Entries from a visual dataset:
--

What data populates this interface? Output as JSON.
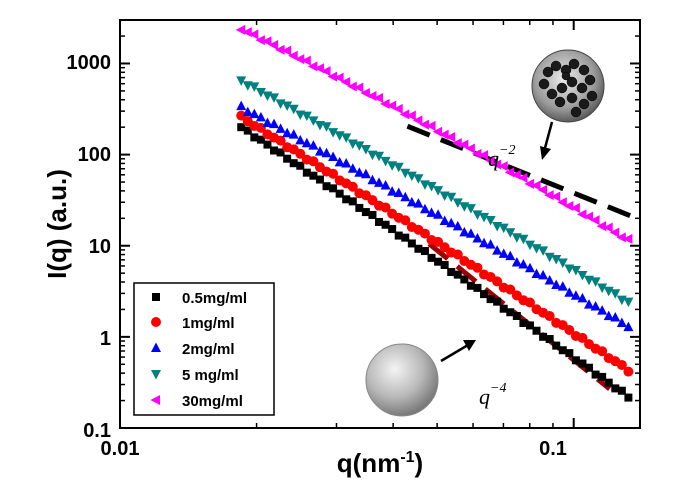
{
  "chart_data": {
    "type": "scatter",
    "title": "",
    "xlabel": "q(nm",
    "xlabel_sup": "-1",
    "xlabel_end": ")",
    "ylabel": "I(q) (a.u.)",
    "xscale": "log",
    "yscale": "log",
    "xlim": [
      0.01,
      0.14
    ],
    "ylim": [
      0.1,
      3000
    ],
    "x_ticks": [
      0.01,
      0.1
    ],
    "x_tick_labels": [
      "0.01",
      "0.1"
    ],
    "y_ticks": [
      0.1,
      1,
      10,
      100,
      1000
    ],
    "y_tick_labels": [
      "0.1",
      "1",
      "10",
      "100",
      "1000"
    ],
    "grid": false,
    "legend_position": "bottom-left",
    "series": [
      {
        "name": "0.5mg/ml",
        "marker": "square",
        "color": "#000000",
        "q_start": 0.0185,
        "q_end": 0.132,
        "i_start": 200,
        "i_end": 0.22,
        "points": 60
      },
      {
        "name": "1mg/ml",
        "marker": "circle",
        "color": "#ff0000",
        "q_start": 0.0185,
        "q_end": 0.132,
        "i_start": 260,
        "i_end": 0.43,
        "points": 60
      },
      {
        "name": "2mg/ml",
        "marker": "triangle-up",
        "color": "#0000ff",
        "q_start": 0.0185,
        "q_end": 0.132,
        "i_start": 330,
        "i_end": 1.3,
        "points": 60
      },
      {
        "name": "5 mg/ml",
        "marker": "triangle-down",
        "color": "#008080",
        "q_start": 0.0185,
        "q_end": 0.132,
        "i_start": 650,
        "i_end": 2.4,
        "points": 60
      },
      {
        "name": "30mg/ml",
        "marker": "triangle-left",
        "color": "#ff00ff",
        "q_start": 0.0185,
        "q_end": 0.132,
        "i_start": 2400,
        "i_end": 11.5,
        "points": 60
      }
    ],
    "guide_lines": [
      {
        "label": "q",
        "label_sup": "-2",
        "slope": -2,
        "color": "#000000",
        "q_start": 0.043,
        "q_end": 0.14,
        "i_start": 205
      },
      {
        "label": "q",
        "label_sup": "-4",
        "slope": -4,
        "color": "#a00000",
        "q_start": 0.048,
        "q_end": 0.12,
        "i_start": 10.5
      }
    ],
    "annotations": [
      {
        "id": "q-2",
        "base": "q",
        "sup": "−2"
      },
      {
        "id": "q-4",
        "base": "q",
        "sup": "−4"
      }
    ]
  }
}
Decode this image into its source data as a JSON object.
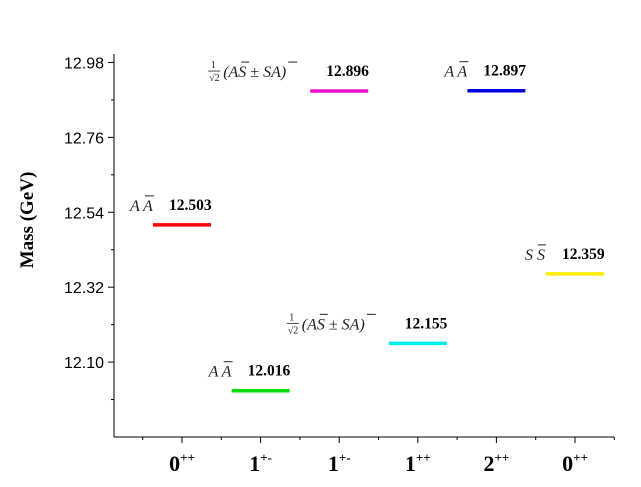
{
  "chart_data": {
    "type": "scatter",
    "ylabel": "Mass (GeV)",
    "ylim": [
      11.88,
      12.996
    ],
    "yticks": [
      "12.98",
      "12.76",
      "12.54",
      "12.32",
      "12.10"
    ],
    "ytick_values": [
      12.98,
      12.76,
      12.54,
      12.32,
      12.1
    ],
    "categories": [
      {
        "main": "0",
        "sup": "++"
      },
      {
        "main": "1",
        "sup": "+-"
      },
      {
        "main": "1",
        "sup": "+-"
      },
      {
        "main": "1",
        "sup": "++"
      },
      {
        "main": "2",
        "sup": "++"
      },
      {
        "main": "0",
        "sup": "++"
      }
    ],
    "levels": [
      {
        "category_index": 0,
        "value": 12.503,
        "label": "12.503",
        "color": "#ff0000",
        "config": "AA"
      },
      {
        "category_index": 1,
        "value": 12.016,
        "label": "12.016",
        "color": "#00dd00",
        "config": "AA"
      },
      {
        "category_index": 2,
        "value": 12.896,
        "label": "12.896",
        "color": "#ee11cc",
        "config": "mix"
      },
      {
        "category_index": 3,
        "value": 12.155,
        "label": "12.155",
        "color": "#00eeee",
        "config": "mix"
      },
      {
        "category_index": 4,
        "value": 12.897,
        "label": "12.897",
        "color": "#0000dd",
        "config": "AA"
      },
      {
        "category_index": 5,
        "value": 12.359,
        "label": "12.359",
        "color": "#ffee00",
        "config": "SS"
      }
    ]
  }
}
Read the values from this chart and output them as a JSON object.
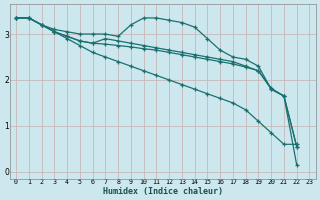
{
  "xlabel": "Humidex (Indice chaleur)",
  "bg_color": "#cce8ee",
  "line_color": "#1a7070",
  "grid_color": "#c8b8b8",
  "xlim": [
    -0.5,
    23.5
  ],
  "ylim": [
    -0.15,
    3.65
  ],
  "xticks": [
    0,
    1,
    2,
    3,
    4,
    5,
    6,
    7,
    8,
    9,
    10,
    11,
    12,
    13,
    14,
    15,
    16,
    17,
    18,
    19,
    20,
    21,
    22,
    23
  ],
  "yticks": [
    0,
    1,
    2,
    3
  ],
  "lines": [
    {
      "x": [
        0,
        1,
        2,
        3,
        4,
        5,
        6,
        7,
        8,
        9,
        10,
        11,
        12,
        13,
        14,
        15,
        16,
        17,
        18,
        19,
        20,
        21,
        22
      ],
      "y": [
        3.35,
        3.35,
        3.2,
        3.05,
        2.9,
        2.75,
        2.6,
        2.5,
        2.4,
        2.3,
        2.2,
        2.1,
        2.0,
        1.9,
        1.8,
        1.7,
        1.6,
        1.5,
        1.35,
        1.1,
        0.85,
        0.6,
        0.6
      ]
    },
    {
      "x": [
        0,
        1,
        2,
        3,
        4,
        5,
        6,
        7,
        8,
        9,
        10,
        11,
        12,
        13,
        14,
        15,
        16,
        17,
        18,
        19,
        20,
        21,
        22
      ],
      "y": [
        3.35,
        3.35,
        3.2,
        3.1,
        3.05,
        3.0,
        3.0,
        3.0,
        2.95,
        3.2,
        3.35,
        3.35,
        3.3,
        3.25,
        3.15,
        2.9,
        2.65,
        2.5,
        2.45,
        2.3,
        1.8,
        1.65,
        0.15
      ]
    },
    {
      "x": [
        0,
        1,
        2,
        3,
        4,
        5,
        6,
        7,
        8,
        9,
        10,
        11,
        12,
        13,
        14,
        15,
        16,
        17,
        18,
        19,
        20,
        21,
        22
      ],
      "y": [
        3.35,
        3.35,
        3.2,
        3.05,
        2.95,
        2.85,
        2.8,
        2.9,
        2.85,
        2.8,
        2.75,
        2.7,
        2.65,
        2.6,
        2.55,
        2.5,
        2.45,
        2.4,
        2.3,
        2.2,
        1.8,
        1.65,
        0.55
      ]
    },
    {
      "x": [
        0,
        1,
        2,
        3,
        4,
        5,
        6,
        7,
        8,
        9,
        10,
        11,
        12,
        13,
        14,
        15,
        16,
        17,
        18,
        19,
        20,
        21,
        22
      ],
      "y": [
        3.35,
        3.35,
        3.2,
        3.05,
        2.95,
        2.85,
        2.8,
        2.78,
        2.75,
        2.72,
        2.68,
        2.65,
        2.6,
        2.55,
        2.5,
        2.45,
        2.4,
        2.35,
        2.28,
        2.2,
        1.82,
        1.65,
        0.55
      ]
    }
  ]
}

--

[What you should do] Copy all lines from the listing that contain "triangle".

[Answer to this task]
        "marker": "triangle-up",
        "marker": "triangle-down",
        "marker": "triangle-left",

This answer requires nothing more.